**Exercise requirements**
Extract from the listing each line in which the word "right" appears.

(Figure dataset records)
◇ ◇ ◇ ◇ ◇

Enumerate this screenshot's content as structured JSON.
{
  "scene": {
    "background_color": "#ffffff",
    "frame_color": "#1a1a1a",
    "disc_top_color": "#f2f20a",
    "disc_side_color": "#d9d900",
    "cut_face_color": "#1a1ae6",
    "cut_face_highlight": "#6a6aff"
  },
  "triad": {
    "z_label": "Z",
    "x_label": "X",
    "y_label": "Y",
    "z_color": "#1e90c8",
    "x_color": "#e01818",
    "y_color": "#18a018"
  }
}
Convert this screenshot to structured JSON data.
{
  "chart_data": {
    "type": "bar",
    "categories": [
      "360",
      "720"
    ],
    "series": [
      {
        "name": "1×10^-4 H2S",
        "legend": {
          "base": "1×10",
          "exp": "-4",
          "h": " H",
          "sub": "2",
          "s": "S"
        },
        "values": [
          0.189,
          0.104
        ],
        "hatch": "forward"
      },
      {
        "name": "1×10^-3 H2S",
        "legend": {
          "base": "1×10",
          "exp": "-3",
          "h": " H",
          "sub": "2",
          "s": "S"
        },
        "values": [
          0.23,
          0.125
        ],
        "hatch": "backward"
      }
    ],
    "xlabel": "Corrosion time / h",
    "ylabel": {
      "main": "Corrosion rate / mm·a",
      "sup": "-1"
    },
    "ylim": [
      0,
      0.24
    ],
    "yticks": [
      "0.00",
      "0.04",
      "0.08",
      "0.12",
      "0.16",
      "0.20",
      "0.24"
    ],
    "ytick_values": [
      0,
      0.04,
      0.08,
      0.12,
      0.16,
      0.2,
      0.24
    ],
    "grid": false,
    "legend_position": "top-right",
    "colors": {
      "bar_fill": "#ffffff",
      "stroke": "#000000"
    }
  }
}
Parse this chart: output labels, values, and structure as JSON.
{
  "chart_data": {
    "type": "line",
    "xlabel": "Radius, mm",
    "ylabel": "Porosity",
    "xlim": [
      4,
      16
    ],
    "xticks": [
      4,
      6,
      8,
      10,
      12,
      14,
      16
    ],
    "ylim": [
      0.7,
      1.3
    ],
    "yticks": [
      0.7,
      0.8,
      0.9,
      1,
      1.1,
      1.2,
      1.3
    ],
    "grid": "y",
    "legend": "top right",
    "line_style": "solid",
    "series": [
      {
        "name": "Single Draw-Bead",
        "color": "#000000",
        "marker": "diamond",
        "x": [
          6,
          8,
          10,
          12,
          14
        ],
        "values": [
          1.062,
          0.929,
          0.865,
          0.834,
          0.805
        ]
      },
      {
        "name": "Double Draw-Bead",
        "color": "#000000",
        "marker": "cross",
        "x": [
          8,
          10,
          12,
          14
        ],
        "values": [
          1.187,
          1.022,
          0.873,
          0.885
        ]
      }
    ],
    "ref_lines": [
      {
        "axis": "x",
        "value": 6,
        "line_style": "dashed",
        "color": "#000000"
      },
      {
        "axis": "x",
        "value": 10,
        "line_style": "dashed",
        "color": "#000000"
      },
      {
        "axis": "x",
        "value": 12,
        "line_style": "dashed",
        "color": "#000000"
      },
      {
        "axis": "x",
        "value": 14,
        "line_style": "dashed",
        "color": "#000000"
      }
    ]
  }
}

◇ ◇ ◇ ◇ ◇

**The solution**
    "legend_position": "top-right",
    "legend": "top right",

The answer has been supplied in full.